- Job
Exactly reproduce each line of the listing that follows.

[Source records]
....................
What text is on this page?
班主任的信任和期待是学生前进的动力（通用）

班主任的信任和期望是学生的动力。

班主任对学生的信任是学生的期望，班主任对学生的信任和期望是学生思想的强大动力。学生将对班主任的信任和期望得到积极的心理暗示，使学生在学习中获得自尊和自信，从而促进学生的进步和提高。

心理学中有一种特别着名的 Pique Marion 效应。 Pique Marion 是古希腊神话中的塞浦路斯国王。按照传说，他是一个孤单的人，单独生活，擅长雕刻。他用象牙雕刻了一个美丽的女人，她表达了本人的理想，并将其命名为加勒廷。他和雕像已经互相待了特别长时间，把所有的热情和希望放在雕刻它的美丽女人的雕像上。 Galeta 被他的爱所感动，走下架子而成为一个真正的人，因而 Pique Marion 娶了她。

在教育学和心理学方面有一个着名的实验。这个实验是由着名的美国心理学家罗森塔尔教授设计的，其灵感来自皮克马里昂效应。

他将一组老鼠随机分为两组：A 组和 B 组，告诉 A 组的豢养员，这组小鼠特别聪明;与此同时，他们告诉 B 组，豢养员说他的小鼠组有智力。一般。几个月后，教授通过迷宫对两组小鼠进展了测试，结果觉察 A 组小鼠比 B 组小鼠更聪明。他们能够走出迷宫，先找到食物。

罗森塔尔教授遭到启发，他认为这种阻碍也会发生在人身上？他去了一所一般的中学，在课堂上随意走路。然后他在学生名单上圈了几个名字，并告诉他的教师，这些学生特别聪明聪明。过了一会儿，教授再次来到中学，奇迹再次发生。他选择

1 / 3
....................
- Solution to this exercise
What text is on this page?
班主任的信任和期待是学生前进的动力（通用）

班主任的信任和期望是学生的动力。

班主任对学生的信任是学生的期望，班主任对学生的信任和期望是学生思想的强大动力。学生将对班主任的信任和期望得到积极的心理暗示，使学生在学习中获得自尊和自信，从而促进学生的进步和提高。

心理学中有一种特别着名的 Pique Marion 效应。 Pique Marion 是古希腊神话中的塞浦路斯国王。按照传说，他是一个孤单的人，单独生活，擅长雕刻。他用象牙雕刻了一个美丽的女人，她表达了本人的理想，并将其命名为加勒廷。他和雕像已经互相待了特别长时间，把所有的热情和希望放在雕刻它的美丽女人的雕像上。 Galeta 被他的爱所感动，走下架子而成为一个真正的人，因而 Pique Marion 娶了她。

在教育学和心理学方面有一个着名的实验。这个实验是由着名的美国心理学家罗森塔尔教授设计的，其灵感来自皮克马里昂效应。

他将一组老鼠随机分为两组：A 组和 B 组，告诉 A 组的豢养员，这组小鼠特别聪明;与此同时，他们告诉 B 组，豢养员说他的小鼠组有智力。一般。几个月后，教授通过迷宫对两组小鼠进展了测试，结果觉察 A 组小鼠比 B 组小鼠更聪明。他们能够走出迷宫，先找到食物。

罗森塔尔教授遭到启发，他认为这种阻碍也会发生在人身上？他去了一所一般的中学，在课堂上随意走路。然后他在学生名单上圈了几个名字，并告诉他的教师，这些学生特别聪明聪明。过了一会儿，教授再次来到中学，奇迹再次发生。他选择

1 / 3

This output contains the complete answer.